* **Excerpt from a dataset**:
++++

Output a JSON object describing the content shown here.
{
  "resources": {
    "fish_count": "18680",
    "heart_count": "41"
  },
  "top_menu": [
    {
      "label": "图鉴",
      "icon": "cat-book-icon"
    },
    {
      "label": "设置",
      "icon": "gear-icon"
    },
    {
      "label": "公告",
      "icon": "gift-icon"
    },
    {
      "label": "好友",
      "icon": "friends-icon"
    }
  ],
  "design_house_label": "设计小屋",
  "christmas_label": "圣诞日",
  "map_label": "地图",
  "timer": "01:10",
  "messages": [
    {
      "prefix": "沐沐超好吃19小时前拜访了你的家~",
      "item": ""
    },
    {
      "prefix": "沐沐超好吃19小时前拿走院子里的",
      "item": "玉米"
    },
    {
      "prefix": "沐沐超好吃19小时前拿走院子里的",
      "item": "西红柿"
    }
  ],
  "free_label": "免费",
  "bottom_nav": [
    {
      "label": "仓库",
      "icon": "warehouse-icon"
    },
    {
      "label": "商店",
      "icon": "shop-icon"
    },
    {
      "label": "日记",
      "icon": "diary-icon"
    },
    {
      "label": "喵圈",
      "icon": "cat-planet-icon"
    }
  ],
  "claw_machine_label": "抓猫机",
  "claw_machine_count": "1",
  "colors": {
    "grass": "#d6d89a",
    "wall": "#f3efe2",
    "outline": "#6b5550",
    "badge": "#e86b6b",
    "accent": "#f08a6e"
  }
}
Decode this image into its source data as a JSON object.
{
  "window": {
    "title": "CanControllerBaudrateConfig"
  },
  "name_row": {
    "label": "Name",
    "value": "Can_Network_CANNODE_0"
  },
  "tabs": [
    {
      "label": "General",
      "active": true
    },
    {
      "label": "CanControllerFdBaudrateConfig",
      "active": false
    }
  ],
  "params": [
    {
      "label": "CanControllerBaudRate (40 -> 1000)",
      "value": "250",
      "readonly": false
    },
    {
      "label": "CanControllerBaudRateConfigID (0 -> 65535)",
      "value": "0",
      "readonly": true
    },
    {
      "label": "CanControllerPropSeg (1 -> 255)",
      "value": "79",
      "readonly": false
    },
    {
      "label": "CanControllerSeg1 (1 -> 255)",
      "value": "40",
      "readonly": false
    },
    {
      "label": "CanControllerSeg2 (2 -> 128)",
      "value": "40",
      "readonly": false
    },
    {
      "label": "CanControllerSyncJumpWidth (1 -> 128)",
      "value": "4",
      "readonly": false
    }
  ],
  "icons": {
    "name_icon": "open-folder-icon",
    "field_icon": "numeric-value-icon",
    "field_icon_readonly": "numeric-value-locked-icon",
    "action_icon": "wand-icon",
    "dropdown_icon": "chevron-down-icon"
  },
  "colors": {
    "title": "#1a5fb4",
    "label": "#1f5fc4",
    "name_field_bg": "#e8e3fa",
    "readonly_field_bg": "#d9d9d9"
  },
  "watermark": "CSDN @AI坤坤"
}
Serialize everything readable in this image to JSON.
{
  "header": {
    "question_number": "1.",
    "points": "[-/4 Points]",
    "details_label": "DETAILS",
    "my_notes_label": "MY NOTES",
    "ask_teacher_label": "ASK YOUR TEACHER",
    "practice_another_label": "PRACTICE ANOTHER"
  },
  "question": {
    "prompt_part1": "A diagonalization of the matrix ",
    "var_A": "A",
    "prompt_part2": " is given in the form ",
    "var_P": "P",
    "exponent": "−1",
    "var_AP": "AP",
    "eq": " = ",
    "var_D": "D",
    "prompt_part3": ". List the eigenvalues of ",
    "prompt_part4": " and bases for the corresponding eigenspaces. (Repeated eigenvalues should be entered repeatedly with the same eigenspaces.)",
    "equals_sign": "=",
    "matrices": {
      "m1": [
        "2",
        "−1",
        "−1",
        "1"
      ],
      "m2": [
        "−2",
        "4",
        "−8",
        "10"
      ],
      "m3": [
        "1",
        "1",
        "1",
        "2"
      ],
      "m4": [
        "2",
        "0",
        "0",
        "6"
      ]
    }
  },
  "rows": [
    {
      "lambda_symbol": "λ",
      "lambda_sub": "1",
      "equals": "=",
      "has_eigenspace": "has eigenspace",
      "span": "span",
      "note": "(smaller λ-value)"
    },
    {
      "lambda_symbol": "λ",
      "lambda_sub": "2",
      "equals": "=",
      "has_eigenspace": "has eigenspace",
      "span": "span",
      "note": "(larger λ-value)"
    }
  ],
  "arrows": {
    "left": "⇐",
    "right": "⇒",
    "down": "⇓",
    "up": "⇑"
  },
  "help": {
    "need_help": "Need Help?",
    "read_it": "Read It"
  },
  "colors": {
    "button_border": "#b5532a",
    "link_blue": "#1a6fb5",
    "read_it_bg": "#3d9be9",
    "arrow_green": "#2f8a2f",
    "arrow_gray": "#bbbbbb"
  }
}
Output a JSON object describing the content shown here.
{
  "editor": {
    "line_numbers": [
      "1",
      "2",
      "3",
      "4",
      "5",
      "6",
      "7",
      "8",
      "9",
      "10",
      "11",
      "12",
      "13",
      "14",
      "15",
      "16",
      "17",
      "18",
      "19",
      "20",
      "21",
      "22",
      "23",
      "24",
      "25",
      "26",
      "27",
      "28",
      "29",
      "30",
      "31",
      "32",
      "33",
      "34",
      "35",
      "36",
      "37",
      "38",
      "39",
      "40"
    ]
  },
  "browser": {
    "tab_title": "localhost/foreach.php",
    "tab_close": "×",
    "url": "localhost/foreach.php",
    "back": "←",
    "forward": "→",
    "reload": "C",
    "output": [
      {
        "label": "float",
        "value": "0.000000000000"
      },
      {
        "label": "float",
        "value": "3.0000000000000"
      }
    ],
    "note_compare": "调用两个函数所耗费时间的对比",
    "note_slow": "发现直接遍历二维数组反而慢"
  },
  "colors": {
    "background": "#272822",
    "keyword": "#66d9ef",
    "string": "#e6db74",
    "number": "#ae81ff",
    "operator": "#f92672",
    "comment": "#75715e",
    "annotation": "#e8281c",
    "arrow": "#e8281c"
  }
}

++++

* **Task details**:
Identify which lines contain the word "down" and copy each one.

* **Response to this exercise**:
    "dropdown_icon": "chevron-down-icon"
    "down": "⇓",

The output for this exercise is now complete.